──────── Records provided ────────

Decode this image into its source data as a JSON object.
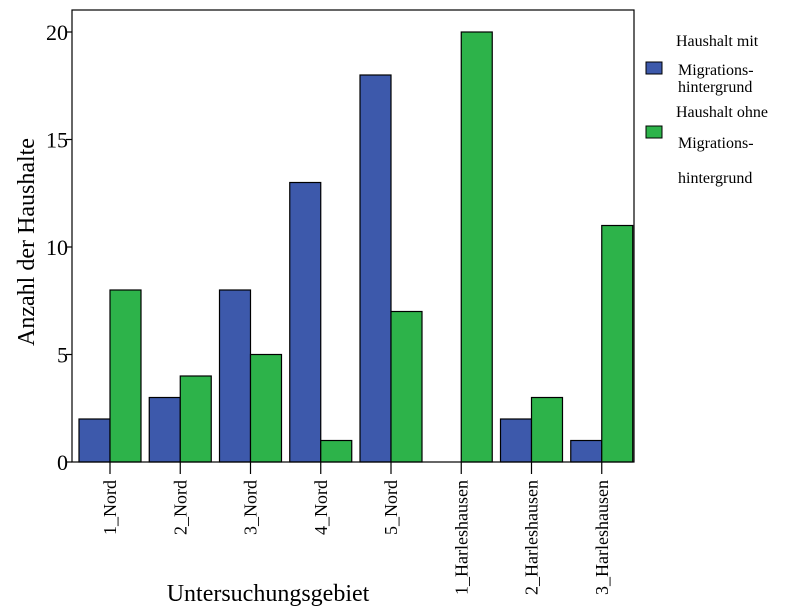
{
  "chart_data": {
    "type": "bar",
    "title": "",
    "xlabel": "Untersuchungsgebiet",
    "ylabel": "Anzahl der Haushalte",
    "ylim": [
      0,
      20
    ],
    "yticks": [
      0,
      5,
      10,
      15,
      20
    ],
    "categories": [
      "1_Nord",
      "2_Nord",
      "3_Nord",
      "4_Nord",
      "5_Nord",
      "1_Harleshausen",
      "2_Harleshausen",
      "3_Harleshausen"
    ],
    "series": [
      {
        "name": "Haushalt mit Migrationshintergrund",
        "legend_lines": [
          "Haushalt mit",
          "Migrations-",
          "hintergrund"
        ],
        "color": "#3d59ab",
        "values": [
          2,
          3,
          8,
          13,
          18,
          0,
          2,
          1
        ]
      },
      {
        "name": "Haushalt ohne Migrationshintergrund",
        "legend_lines": [
          "Haushalt ohne",
          "Migrations-",
          "hintergrund"
        ],
        "color": "#2db34a",
        "values": [
          8,
          4,
          5,
          1,
          7,
          20,
          3,
          11
        ]
      }
    ],
    "legend_position": "right",
    "grid": false
  }
}
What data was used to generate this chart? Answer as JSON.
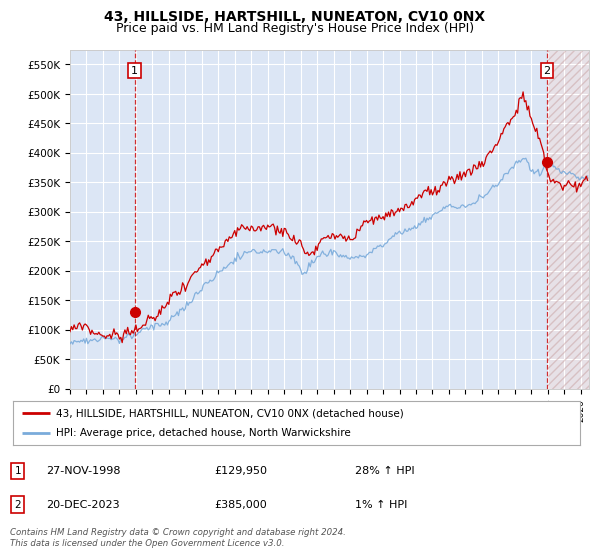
{
  "title": "43, HILLSIDE, HARTSHILL, NUNEATON, CV10 0NX",
  "subtitle": "Price paid vs. HM Land Registry's House Price Index (HPI)",
  "ylim": [
    0,
    575000
  ],
  "yticks": [
    0,
    50000,
    100000,
    150000,
    200000,
    250000,
    300000,
    350000,
    400000,
    450000,
    500000,
    550000
  ],
  "ytick_labels": [
    "£0",
    "£50K",
    "£100K",
    "£150K",
    "£200K",
    "£250K",
    "£300K",
    "£350K",
    "£400K",
    "£450K",
    "£500K",
    "£550K"
  ],
  "xlim_start": 1995.0,
  "xlim_end": 2026.5,
  "xticks": [
    1995,
    1996,
    1997,
    1998,
    1999,
    2000,
    2001,
    2002,
    2003,
    2004,
    2005,
    2006,
    2007,
    2008,
    2009,
    2010,
    2011,
    2012,
    2013,
    2014,
    2015,
    2016,
    2017,
    2018,
    2019,
    2020,
    2021,
    2022,
    2023,
    2024,
    2025,
    2026
  ],
  "red_line_color": "#cc0000",
  "blue_line_color": "#7aabdb",
  "plot_bg_color": "#dce6f5",
  "grid_color": "#ffffff",
  "sale1_x": 1998.917,
  "sale1_y": 129950,
  "sale2_x": 2023.958,
  "sale2_y": 385000,
  "sale1_date": "27-NOV-1998",
  "sale1_price": "£129,950",
  "sale1_hpi": "28% ↑ HPI",
  "sale2_date": "20-DEC-2023",
  "sale2_price": "£385,000",
  "sale2_hpi": "1% ↑ HPI",
  "legend_line1": "43, HILLSIDE, HARTSHILL, NUNEATON, CV10 0NX (detached house)",
  "legend_line2": "HPI: Average price, detached house, North Warwickshire",
  "footer": "Contains HM Land Registry data © Crown copyright and database right 2024.\nThis data is licensed under the Open Government Licence v3.0.",
  "title_fontsize": 10,
  "subtitle_fontsize": 9,
  "hatch_start": 2024.0
}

────────

Exercise instructions :: Find the lines that include the string "NUNEATON", then copy each of them.

In response ::
  "title": "43, HILLSIDE, HARTSHILL, NUNEATON, CV10 0NX",
  "legend_line1": "43, HILLSIDE, HARTSHILL, NUNEATON, CV10 0NX (detached house)",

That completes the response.